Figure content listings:
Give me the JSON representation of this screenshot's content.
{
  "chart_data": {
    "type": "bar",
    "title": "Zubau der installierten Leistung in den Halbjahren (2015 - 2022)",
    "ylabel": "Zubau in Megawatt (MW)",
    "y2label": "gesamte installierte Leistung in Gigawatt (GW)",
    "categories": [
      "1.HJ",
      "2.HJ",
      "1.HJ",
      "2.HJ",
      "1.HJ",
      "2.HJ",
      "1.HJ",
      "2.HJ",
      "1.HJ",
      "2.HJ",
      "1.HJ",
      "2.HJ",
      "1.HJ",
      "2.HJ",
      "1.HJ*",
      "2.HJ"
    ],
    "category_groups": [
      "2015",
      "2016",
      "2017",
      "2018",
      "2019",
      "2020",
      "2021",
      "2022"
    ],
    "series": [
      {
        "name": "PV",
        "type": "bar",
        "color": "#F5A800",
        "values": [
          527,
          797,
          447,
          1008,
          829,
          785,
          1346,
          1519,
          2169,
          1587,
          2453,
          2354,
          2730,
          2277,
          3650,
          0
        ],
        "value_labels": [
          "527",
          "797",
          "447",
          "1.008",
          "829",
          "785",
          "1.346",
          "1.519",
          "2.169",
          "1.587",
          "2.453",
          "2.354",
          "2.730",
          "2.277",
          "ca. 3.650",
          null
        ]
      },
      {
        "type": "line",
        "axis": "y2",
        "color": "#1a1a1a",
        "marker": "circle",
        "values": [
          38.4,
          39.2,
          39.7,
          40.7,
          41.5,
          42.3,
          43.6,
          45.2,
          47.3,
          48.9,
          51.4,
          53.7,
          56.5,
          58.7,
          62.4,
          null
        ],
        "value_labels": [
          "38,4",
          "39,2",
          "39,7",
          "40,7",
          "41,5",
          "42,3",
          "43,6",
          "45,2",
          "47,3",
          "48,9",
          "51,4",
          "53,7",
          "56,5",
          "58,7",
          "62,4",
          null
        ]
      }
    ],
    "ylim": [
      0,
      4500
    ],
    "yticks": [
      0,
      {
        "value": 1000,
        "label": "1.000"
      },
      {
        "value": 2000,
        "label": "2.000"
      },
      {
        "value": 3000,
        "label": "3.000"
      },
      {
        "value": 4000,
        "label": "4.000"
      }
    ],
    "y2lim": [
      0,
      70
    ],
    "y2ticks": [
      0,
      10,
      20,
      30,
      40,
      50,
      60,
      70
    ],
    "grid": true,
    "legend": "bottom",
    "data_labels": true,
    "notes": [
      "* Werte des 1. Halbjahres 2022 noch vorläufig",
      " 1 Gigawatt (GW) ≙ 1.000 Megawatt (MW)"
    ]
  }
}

DIRECTIONS FOR THIS TASK: Return each line of the data exactly as written above.

EXERCISE RESPONSE:
Give me the JSON representation of this screenshot's content.
{
  "chart_data": {
    "type": "bar",
    "title": "Zubau der installierten Leistung in den Halbjahren (2015 - 2022)",
    "ylabel": "Zubau in Megawatt (MW)",
    "y2label": "gesamte installierte Leistung in Gigawatt (GW)",
    "categories": [
      "1.HJ",
      "2.HJ",
      "1.HJ",
      "2.HJ",
      "1.HJ",
      "2.HJ",
      "1.HJ",
      "2.HJ",
      "1.HJ",
      "2.HJ",
      "1.HJ",
      "2.HJ",
      "1.HJ",
      "2.HJ",
      "1.HJ*",
      "2.HJ"
    ],
    "category_groups": [
      "2015",
      "2016",
      "2017",
      "2018",
      "2019",
      "2020",
      "2021",
      "2022"
    ],
    "series": [
      {
        "name": "PV",
        "type": "bar",
        "color": "#F5A800",
        "values": [
          527,
          797,
          447,
          1008,
          829,
          785,
          1346,
          1519,
          2169,
          1587,
          2453,
          2354,
          2730,
          2277,
          3650,
          0
        ],
        "value_labels": [
          "527",
          "797",
          "447",
          "1.008",
          "829",
          "785",
          "1.346",
          "1.519",
          "2.169",
          "1.587",
          "2.453",
          "2.354",
          "2.730",
          "2.277",
          "ca. 3.650",
          null
        ]
      },
      {
        "type": "line",
        "axis": "y2",
        "color": "#1a1a1a",
        "marker": "circle",
        "values": [
          38.4,
          39.2,
          39.7,
          40.7,
          41.5,
          42.3,
          43.6,
          45.2,
          47.3,
          48.9,
          51.4,
          53.7,
          56.5,
          58.7,
          62.4,
          null
        ],
        "value_labels": [
          "38,4",
          "39,2",
          "39,7",
          "40,7",
          "41,5",
          "42,3",
          "43,6",
          "45,2",
          "47,3",
          "48,9",
          "51,4",
          "53,7",
          "56,5",
          "58,7",
          "62,4",
          null
        ]
      }
    ],
    "ylim": [
      0,
      4500
    ],
    "yticks": [
      0,
      {
        "value": 1000,
        "label": "1.000"
      },
      {
        "value": 2000,
        "label": "2.000"
      },
      {
        "value": 3000,
        "label": "3.000"
      },
      {
        "value": 4000,
        "label": "4.000"
      }
    ],
    "y2lim": [
      0,
      70
    ],
    "y2ticks": [
      0,
      10,
      20,
      30,
      40,
      50,
      60,
      70
    ],
    "grid": true,
    "legend": "bottom",
    "data_labels": true,
    "notes": [
      "* Werte des 1. Halbjahres 2022 noch vorläufig",
      " 1 Gigawatt (GW) ≙ 1.000 Megawatt (MW)"
    ]
  }
}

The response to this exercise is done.